* [WHAT IS NEEDED]: Reproduce the material in full, substituting "plot-title" for each occurrence of "chart-title", and leave everything else unchanged.

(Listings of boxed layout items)
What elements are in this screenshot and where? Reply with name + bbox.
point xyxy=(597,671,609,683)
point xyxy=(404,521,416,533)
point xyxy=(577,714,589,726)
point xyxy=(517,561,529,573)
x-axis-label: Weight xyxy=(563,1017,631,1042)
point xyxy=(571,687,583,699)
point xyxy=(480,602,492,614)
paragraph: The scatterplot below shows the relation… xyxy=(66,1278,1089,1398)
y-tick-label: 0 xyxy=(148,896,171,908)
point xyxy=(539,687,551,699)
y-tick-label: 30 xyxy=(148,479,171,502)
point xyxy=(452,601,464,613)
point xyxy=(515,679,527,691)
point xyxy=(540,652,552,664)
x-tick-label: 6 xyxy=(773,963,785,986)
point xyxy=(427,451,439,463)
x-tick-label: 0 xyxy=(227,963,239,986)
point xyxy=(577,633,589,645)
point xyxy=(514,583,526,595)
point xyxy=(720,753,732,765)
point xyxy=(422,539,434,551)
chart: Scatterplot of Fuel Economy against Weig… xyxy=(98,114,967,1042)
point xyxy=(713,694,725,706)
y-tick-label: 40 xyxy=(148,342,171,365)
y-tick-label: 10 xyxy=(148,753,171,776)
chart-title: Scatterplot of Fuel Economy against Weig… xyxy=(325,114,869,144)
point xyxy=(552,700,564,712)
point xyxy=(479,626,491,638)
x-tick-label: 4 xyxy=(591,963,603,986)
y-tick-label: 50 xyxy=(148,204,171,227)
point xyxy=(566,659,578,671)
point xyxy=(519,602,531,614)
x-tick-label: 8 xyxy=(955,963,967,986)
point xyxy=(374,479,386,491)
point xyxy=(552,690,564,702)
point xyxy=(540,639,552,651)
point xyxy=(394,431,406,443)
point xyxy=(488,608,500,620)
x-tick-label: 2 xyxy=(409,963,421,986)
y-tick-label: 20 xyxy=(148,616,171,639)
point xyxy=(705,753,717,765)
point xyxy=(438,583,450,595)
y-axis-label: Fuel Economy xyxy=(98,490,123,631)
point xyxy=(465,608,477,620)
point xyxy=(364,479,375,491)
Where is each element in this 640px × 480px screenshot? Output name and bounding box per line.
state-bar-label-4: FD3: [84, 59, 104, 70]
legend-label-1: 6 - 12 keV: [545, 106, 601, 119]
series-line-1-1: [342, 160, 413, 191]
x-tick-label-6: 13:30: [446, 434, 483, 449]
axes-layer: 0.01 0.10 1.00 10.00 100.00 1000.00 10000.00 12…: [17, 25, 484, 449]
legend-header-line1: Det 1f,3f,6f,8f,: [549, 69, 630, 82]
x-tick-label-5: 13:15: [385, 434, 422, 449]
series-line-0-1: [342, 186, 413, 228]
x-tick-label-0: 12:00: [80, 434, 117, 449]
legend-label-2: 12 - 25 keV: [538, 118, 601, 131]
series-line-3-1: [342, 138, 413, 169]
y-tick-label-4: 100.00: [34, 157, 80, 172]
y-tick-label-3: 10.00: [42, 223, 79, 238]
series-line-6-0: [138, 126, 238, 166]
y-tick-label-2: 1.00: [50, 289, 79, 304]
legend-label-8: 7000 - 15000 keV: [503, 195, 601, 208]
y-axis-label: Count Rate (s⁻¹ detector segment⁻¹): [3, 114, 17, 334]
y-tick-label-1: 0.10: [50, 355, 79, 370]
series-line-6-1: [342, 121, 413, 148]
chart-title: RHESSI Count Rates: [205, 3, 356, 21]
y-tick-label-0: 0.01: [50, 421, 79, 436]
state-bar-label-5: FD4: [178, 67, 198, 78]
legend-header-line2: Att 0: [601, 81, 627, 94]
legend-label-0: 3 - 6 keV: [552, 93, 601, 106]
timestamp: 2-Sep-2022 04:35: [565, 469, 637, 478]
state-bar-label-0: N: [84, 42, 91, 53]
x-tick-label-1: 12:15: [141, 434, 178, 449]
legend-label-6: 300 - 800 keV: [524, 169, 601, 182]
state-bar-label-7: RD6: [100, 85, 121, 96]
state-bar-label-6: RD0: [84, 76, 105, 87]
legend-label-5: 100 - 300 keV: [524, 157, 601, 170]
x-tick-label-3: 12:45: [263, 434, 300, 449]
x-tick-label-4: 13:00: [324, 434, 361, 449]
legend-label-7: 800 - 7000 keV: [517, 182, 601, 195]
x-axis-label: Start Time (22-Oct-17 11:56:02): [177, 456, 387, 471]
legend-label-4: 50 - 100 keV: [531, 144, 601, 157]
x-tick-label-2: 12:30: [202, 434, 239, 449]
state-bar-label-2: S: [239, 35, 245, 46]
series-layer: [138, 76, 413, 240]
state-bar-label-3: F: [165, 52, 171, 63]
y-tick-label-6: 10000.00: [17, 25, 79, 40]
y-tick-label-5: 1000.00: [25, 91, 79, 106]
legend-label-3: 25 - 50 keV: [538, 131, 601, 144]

* [FINAL RESULT]:
What elements are in this screenshot and where? Reply with name + bbox.
point xyxy=(597,671,609,683)
point xyxy=(404,521,416,533)
point xyxy=(577,714,589,726)
point xyxy=(517,561,529,573)
x-axis-label: Weight xyxy=(563,1017,631,1042)
point xyxy=(571,687,583,699)
point xyxy=(480,602,492,614)
paragraph: The scatterplot below shows the relation… xyxy=(66,1278,1089,1398)
y-tick-label: 0 xyxy=(148,896,171,908)
point xyxy=(539,687,551,699)
y-tick-label: 30 xyxy=(148,479,171,502)
point xyxy=(452,601,464,613)
point xyxy=(515,679,527,691)
point xyxy=(540,652,552,664)
x-tick-label: 6 xyxy=(773,963,785,986)
point xyxy=(427,451,439,463)
x-tick-label: 0 xyxy=(227,963,239,986)
point xyxy=(577,633,589,645)
point xyxy=(514,583,526,595)
point xyxy=(720,753,732,765)
point xyxy=(422,539,434,551)
chart: Scatterplot of Fuel Economy against Weig… xyxy=(98,114,967,1042)
point xyxy=(713,694,725,706)
y-tick-label: 40 xyxy=(148,342,171,365)
y-tick-label: 10 xyxy=(148,753,171,776)
plot-title: Scatterplot of Fuel Economy against Weig… xyxy=(325,114,869,144)
point xyxy=(552,700,564,712)
point xyxy=(479,626,491,638)
x-tick-label: 4 xyxy=(591,963,603,986)
y-tick-label: 50 xyxy=(148,204,171,227)
point xyxy=(566,659,578,671)
point xyxy=(519,602,531,614)
x-tick-label: 8 xyxy=(955,963,967,986)
point xyxy=(374,479,386,491)
point xyxy=(552,690,564,702)
point xyxy=(540,639,552,651)
point xyxy=(394,431,406,443)
point xyxy=(488,608,500,620)
x-tick-label: 2 xyxy=(409,963,421,986)
y-tick-label: 20 xyxy=(148,616,171,639)
point xyxy=(705,753,717,765)
point xyxy=(438,583,450,595)
y-axis-label: Fuel Economy xyxy=(98,490,123,631)
point xyxy=(465,608,477,620)
point xyxy=(364,479,375,491)
Where is each element in this 640px × 480px screenshot? Output name and bounding box per line.
state-bar-label-4: FD3: [84, 59, 104, 70]
legend-label-1: 6 - 12 keV: [545, 106, 601, 119]
series-line-1-1: [342, 160, 413, 191]
x-tick-label-6: 13:30: [446, 434, 483, 449]
axes-layer: 0.01 0.10 1.00 10.00 100.00 1000.00 10000.00 12…: [17, 25, 484, 449]
legend-header-line1: Det 1f,3f,6f,8f,: [549, 69, 630, 82]
x-tick-label-5: 13:15: [385, 434, 422, 449]
series-line-0-1: [342, 186, 413, 228]
x-tick-label-0: 12:00: [80, 434, 117, 449]
legend-label-2: 12 - 25 keV: [538, 118, 601, 131]
series-line-3-1: [342, 138, 413, 169]
y-tick-label-4: 100.00: [34, 157, 80, 172]
y-tick-label-3: 10.00: [42, 223, 79, 238]
series-line-6-0: [138, 126, 238, 166]
y-tick-label-2: 1.00: [50, 289, 79, 304]
legend-label-8: 7000 - 15000 keV: [503, 195, 601, 208]
y-axis-label: Count Rate (s⁻¹ detector segment⁻¹): [3, 114, 17, 334]
y-tick-label-1: 0.10: [50, 355, 79, 370]
series-line-6-1: [342, 121, 413, 148]
plot-title: RHESSI Count Rates: [205, 3, 356, 21]
y-tick-label-0: 0.01: [50, 421, 79, 436]
state-bar-label-5: FD4: [178, 67, 198, 78]
legend-header-line2: Att 0: [601, 81, 627, 94]
legend-label-0: 3 - 6 keV: [552, 93, 601, 106]
timestamp: 2-Sep-2022 04:35: [565, 469, 637, 478]
state-bar-label-0: N: [84, 42, 91, 53]
x-tick-label-1: 12:15: [141, 434, 178, 449]
legend-label-6: 300 - 800 keV: [524, 169, 601, 182]
state-bar-label-7: RD6: [100, 85, 121, 96]
state-bar-label-6: RD0: [84, 76, 105, 87]
legend-label-5: 100 - 300 keV: [524, 157, 601, 170]
x-tick-label-3: 12:45: [263, 434, 300, 449]
x-tick-label-4: 13:00: [324, 434, 361, 449]
legend-label-7: 800 - 7000 keV: [517, 182, 601, 195]
x-axis-label: Start Time (22-Oct-17 11:56:02): [177, 456, 387, 471]
legend-label-4: 50 - 100 keV: [531, 144, 601, 157]
x-tick-label-2: 12:30: [202, 434, 239, 449]
state-bar-label-2: S: [239, 35, 245, 46]
series-layer: [138, 76, 413, 240]
state-bar-label-3: F: [165, 52, 171, 63]
y-tick-label-6: 10000.00: [17, 25, 79, 40]
y-tick-label-5: 1000.00: [25, 91, 79, 106]
legend-label-3: 25 - 50 keV: [538, 131, 601, 144]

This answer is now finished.